# What to produce
Give back the full listing verbatim, apart from its images.

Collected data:
----------
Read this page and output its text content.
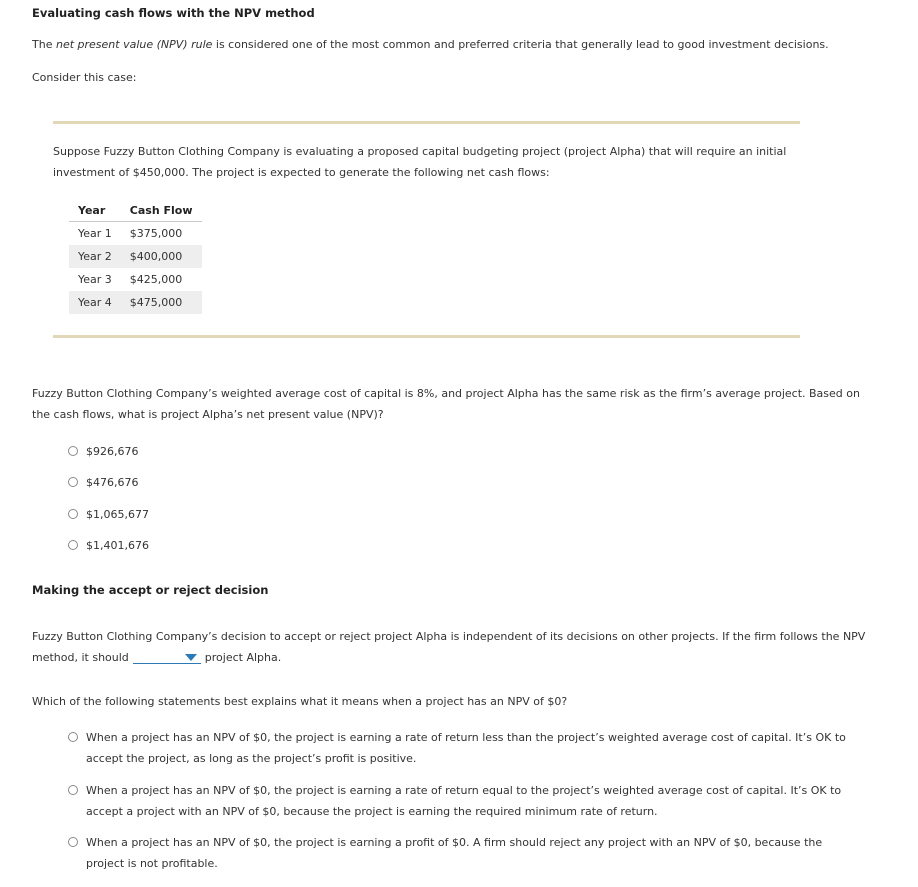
Evaluating cash flows with the NPV method
The net present value (NPV) rule is considered one of the most common and preferred criteria that generally lead to good investment decisions.
Consider this case:
Suppose Fuzzy Button Clothing Company is evaluating a proposed capital budgeting project (project Alpha) that will require an initial investment of $450,000. The project is expected to generate the following net cash flows:
Year	Cash Flow
Year 1	$375,000
Year 2	$400,000
Year 3	$425,000
Year 4	$475,000
Fuzzy Button Clothing Company’s weighted average cost of capital is 8%, and project Alpha has the same risk as the firm’s average project. Based on the cash flows, what is project Alpha’s net present value (NPV)?
$926,676
$476,676
$1,065,677
$1,401,676
Making the accept or reject decision
Fuzzy Button Clothing Company’s decision to accept or reject project Alpha is independent of its decisions on other projects. If the firm follows the NPV method, it should	project Alpha.
Which of the following statements best explains what it means when a project has an NPV of $0?
When a project has an NPV of $0, the project is earning a rate of return less than the project’s weighted average cost of capital. It’s OK to accept the project, as long as the project’s profit is positive.
When a project has an NPV of $0, the project is earning a rate of return equal to the project’s weighted average cost of capital. It’s OK to accept a project with an NPV of $0, because the project is earning the required minimum rate of return.
When a project has an NPV of $0, the project is earning a profit of $0. A firm should reject any project with an NPV of $0, because the project is not profitable.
----------
# Full solution
Read this page and output its text content.
Evaluating cash flows with the NPV method
The net present value (NPV) rule is considered one of the most common and preferred criteria that generally lead to good investment decisions.
Consider this case:
Suppose Fuzzy Button Clothing Company is evaluating a proposed capital budgeting project (project Alpha) that will require an initial investment of $450,000. The project is expected to generate the following net cash flows:
Year	Cash Flow
Year 1	$375,000
Year 2	$400,000
Year 3	$425,000
Year 4	$475,000
Fuzzy Button Clothing Company’s weighted average cost of capital is 8%, and project Alpha has the same risk as the firm’s average project. Based on the cash flows, what is project Alpha’s net present value (NPV)?
$926,676
$476,676
$1,065,677
$1,401,676
Making the accept or reject decision
Fuzzy Button Clothing Company’s decision to accept or reject project Alpha is independent of its decisions on other projects. If the firm follows the NPV method, it should	project Alpha.
Which of the following statements best explains what it means when a project has an NPV of $0?
When a project has an NPV of $0, the project is earning a rate of return less than the project’s weighted average cost of capital. It’s OK to accept the project, as long as the project’s profit is positive.
When a project has an NPV of $0, the project is earning a rate of return equal to the project’s weighted average cost of capital. It’s OK to accept a project with an NPV of $0, because the project is earning the required minimum rate of return.
When a project has an NPV of $0, the project is earning a profit of $0. A firm should reject any project with an NPV of $0, because the project is not profitable.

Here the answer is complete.